══ Records to process ══
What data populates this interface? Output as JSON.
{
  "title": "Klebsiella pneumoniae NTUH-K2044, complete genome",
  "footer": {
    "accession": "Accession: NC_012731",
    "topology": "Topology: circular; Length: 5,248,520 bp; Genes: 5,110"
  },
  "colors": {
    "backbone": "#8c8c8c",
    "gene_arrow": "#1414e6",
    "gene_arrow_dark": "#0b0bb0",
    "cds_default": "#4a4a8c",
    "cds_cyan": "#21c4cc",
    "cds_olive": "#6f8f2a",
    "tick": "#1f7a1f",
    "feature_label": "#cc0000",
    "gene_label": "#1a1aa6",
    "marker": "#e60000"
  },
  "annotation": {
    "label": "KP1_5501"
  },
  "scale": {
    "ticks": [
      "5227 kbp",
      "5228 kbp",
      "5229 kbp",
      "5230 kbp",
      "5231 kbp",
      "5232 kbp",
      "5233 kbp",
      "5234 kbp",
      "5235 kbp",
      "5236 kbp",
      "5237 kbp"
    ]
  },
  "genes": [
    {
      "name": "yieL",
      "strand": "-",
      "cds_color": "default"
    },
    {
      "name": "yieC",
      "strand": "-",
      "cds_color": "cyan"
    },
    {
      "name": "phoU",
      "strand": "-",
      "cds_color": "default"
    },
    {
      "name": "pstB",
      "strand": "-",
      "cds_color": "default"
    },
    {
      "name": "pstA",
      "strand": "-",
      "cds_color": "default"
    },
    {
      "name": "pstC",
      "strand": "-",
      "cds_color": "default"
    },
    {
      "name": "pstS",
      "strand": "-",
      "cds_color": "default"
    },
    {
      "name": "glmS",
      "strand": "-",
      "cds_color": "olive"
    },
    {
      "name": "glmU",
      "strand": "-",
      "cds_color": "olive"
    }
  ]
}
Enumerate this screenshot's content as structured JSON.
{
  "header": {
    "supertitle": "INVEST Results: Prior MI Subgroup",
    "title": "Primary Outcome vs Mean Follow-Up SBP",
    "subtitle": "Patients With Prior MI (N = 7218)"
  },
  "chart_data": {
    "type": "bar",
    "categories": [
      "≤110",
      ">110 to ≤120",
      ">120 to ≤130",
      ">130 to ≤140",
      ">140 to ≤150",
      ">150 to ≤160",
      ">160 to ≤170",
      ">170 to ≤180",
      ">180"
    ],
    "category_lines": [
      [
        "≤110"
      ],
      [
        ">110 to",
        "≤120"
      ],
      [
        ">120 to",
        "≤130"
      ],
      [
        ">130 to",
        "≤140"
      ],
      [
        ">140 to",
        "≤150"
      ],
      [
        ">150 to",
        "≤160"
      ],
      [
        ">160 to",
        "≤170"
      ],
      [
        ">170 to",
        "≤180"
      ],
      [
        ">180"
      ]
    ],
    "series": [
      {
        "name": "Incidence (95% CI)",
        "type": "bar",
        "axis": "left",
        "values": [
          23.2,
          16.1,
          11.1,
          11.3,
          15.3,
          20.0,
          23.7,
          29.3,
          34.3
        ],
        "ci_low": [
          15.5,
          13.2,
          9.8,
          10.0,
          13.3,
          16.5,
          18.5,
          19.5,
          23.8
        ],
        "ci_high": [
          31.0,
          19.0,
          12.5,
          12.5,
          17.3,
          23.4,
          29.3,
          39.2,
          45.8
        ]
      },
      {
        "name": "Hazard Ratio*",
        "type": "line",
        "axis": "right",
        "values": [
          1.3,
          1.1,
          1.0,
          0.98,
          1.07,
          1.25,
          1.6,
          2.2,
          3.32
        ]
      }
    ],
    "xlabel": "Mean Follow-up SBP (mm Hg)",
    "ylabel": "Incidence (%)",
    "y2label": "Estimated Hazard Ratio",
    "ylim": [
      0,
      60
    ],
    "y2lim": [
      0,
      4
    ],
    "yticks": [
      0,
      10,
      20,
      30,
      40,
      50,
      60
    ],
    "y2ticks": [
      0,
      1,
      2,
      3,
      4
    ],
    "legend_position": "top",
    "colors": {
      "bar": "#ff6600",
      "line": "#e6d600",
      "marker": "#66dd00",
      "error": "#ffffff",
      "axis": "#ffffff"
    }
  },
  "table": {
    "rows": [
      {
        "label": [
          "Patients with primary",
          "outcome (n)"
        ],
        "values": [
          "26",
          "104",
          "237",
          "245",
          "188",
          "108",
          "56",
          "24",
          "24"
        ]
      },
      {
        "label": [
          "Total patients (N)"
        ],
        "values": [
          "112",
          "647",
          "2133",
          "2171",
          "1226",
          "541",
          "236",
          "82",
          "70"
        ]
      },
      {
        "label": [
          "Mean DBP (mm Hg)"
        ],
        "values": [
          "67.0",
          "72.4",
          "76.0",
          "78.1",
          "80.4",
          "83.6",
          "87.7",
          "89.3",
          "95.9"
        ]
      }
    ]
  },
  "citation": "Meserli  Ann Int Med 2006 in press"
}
═══
[What to do] Return every line above exactly.

[Solution]
What data populates this interface? Output as JSON.
{
  "title": "Klebsiella pneumoniae NTUH-K2044, complete genome",
  "footer": {
    "accession": "Accession: NC_012731",
    "topology": "Topology: circular; Length: 5,248,520 bp; Genes: 5,110"
  },
  "colors": {
    "backbone": "#8c8c8c",
    "gene_arrow": "#1414e6",
    "gene_arrow_dark": "#0b0bb0",
    "cds_default": "#4a4a8c",
    "cds_cyan": "#21c4cc",
    "cds_olive": "#6f8f2a",
    "tick": "#1f7a1f",
    "feature_label": "#cc0000",
    "gene_label": "#1a1aa6",
    "marker": "#e60000"
  },
  "annotation": {
    "label": "KP1_5501"
  },
  "scale": {
    "ticks": [
      "5227 kbp",
      "5228 kbp",
      "5229 kbp",
      "5230 kbp",
      "5231 kbp",
      "5232 kbp",
      "5233 kbp",
      "5234 kbp",
      "5235 kbp",
      "5236 kbp",
      "5237 kbp"
    ]
  },
  "genes": [
    {
      "name": "yieL",
      "strand": "-",
      "cds_color": "default"
    },
    {
      "name": "yieC",
      "strand": "-",
      "cds_color": "cyan"
    },
    {
      "name": "phoU",
      "strand": "-",
      "cds_color": "default"
    },
    {
      "name": "pstB",
      "strand": "-",
      "cds_color": "default"
    },
    {
      "name": "pstA",
      "strand": "-",
      "cds_color": "default"
    },
    {
      "name": "pstC",
      "strand": "-",
      "cds_color": "default"
    },
    {
      "name": "pstS",
      "strand": "-",
      "cds_color": "default"
    },
    {
      "name": "glmS",
      "strand": "-",
      "cds_color": "olive"
    },
    {
      "name": "glmU",
      "strand": "-",
      "cds_color": "olive"
    }
  ]
}
Enumerate this screenshot's content as structured JSON.
{
  "header": {
    "supertitle": "INVEST Results: Prior MI Subgroup",
    "title": "Primary Outcome vs Mean Follow-Up SBP",
    "subtitle": "Patients With Prior MI (N = 7218)"
  },
  "chart_data": {
    "type": "bar",
    "categories": [
      "≤110",
      ">110 to ≤120",
      ">120 to ≤130",
      ">130 to ≤140",
      ">140 to ≤150",
      ">150 to ≤160",
      ">160 to ≤170",
      ">170 to ≤180",
      ">180"
    ],
    "category_lines": [
      [
        "≤110"
      ],
      [
        ">110 to",
        "≤120"
      ],
      [
        ">120 to",
        "≤130"
      ],
      [
        ">130 to",
        "≤140"
      ],
      [
        ">140 to",
        "≤150"
      ],
      [
        ">150 to",
        "≤160"
      ],
      [
        ">160 to",
        "≤170"
      ],
      [
        ">170 to",
        "≤180"
      ],
      [
        ">180"
      ]
    ],
    "series": [
      {
        "name": "Incidence (95% CI)",
        "type": "bar",
        "axis": "left",
        "values": [
          23.2,
          16.1,
          11.1,
          11.3,
          15.3,
          20.0,
          23.7,
          29.3,
          34.3
        ],
        "ci_low": [
          15.5,
          13.2,
          9.8,
          10.0,
          13.3,
          16.5,
          18.5,
          19.5,
          23.8
        ],
        "ci_high": [
          31.0,
          19.0,
          12.5,
          12.5,
          17.3,
          23.4,
          29.3,
          39.2,
          45.8
        ]
      },
      {
        "name": "Hazard Ratio*",
        "type": "line",
        "axis": "right",
        "values": [
          1.3,
          1.1,
          1.0,
          0.98,
          1.07,
          1.25,
          1.6,
          2.2,
          3.32
        ]
      }
    ],
    "xlabel": "Mean Follow-up SBP (mm Hg)",
    "ylabel": "Incidence (%)",
    "y2label": "Estimated Hazard Ratio",
    "ylim": [
      0,
      60
    ],
    "y2lim": [
      0,
      4
    ],
    "yticks": [
      0,
      10,
      20,
      30,
      40,
      50,
      60
    ],
    "y2ticks": [
      0,
      1,
      2,
      3,
      4
    ],
    "legend_position": "top",
    "colors": {
      "bar": "#ff6600",
      "line": "#e6d600",
      "marker": "#66dd00",
      "error": "#ffffff",
      "axis": "#ffffff"
    }
  },
  "table": {
    "rows": [
      {
        "label": [
          "Patients with primary",
          "outcome (n)"
        ],
        "values": [
          "26",
          "104",
          "237",
          "245",
          "188",
          "108",
          "56",
          "24",
          "24"
        ]
      },
      {
        "label": [
          "Total patients (N)"
        ],
        "values": [
          "112",
          "647",
          "2133",
          "2171",
          "1226",
          "541",
          "236",
          "82",
          "70"
        ]
      },
      {
        "label": [
          "Mean DBP (mm Hg)"
        ],
        "values": [
          "67.0",
          "72.4",
          "76.0",
          "78.1",
          "80.4",
          "83.6",
          "87.7",
          "89.3",
          "95.9"
        ]
      }
    ]
  },
  "citation": "Meserli  Ann Int Med 2006 in press"
}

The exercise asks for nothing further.